Exercise requirements: Leaving the pictures aside, transcribe every line below exactly.

Data supplied:
————————
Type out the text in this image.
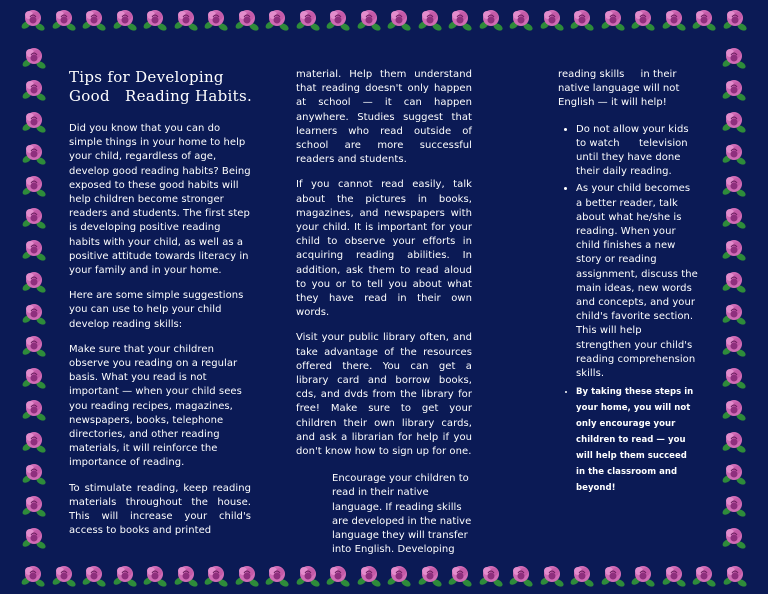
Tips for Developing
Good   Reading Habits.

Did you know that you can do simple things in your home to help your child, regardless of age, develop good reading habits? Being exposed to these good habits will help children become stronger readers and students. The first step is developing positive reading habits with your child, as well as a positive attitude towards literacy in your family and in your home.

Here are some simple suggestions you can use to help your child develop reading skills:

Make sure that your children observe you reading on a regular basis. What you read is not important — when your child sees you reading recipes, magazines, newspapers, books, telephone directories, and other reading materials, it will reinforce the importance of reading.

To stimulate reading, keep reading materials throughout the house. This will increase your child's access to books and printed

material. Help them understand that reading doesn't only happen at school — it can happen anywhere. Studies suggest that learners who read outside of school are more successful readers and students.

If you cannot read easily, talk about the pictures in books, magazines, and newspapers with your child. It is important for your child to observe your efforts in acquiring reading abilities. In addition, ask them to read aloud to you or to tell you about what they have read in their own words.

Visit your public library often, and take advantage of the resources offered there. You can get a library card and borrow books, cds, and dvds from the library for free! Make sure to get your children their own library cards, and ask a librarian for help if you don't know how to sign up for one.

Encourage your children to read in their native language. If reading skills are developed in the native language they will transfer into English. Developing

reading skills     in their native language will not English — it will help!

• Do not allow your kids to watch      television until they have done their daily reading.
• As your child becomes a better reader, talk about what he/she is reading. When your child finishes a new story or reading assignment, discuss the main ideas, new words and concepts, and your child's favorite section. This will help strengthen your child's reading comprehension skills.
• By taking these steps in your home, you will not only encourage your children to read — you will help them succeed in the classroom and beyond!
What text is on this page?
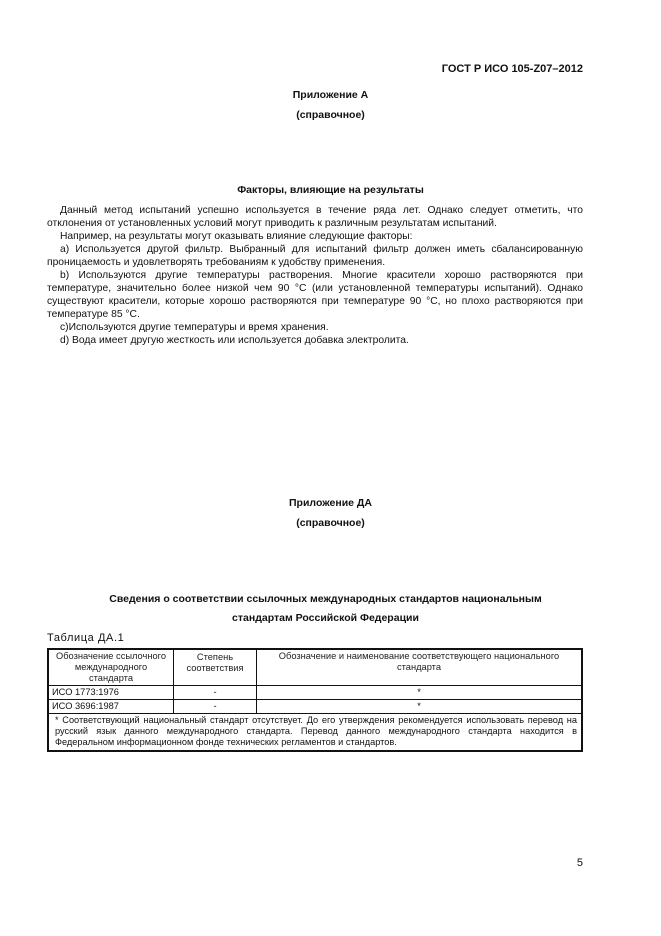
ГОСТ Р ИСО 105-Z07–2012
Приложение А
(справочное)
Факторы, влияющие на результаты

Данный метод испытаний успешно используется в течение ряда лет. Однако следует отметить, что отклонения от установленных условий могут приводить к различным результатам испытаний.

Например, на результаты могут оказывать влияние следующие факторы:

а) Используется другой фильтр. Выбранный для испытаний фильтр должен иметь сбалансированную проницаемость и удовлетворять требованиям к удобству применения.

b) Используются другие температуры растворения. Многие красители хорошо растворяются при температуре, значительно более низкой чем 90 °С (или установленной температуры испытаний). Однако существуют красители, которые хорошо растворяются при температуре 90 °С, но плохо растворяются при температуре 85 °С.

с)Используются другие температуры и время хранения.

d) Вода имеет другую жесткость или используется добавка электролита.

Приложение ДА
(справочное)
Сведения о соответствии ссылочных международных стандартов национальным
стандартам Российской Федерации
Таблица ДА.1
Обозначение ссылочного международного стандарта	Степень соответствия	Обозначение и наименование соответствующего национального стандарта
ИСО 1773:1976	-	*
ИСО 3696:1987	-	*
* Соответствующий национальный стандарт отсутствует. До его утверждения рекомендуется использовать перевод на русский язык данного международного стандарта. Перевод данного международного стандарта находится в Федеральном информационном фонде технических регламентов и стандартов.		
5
————————
Exercise answer:
Type out the text in this image.
Tips for Developing
Good   Reading Habits.

Did you know that you can do simple things in your home to help your child, regardless of age, develop good reading habits? Being exposed to these good habits will help children become stronger readers and students. The first step is developing positive reading habits with your child, as well as a positive attitude towards literacy in your family and in your home.

Here are some simple suggestions you can use to help your child develop reading skills:

Make sure that your children observe you reading on a regular basis. What you read is not important — when your child sees you reading recipes, magazines, newspapers, books, telephone directories, and other reading materials, it will reinforce the importance of reading.

To stimulate reading, keep reading materials throughout the house. This will increase your child's access to books and printed

material. Help them understand that reading doesn't only happen at school — it can happen anywhere. Studies suggest that learners who read outside of school are more successful readers and students.

If you cannot read easily, talk about the pictures in books, magazines, and newspapers with your child. It is important for your child to observe your efforts in acquiring reading abilities. In addition, ask them to read aloud to you or to tell you about what they have read in their own words.

Visit your public library often, and take advantage of the resources offered there. You can get a library card and borrow books, cds, and dvds from the library for free! Make sure to get your children their own library cards, and ask a librarian for help if you don't know how to sign up for one.

Encourage your children to read in their native language. If reading skills are developed in the native language they will transfer into English. Developing

reading skills     in their native language will not English — it will help!

• Do not allow your kids to watch      television until they have done their daily reading.
• As your child becomes a better reader, talk about what he/she is reading. When your child finishes a new story or reading assignment, discuss the main ideas, new words and concepts, and your child's favorite section. This will help strengthen your child's reading comprehension skills.
• By taking these steps in your home, you will not only encourage your children to read — you will help them succeed in the classroom and beyond!
What text is on this page?
ГОСТ Р ИСО 105-Z07–2012
Приложение А
(справочное)
Факторы, влияющие на результаты

Данный метод испытаний успешно используется в течение ряда лет. Однако следует отметить, что отклонения от установленных условий могут приводить к различным результатам испытаний.

Например, на результаты могут оказывать влияние следующие факторы:

а) Используется другой фильтр. Выбранный для испытаний фильтр должен иметь сбалансированную проницаемость и удовлетворять требованиям к удобству применения.

b) Используются другие температуры растворения. Многие красители хорошо растворяются при температуре, значительно более низкой чем 90 °С (или установленной температуры испытаний). Однако существуют красители, которые хорошо растворяются при температуре 90 °С, но плохо растворяются при температуре 85 °С.

с)Используются другие температуры и время хранения.

d) Вода имеет другую жесткость или используется добавка электролита.

Приложение ДА
(справочное)
Сведения о соответствии ссылочных международных стандартов национальным
стандартам Российской Федерации
Таблица ДА.1
Обозначение ссылочного международного стандарта	Степень соответствия	Обозначение и наименование соответствующего национального стандарта
ИСО 1773:1976	-	*
ИСО 3696:1987	-	*
* Соответствующий национальный стандарт отсутствует. До его утверждения рекомендуется использовать перевод на русский язык данного международного стандарта. Перевод данного международного стандарта находится в Федеральном информационном фонде технических регламентов и стандартов.		
5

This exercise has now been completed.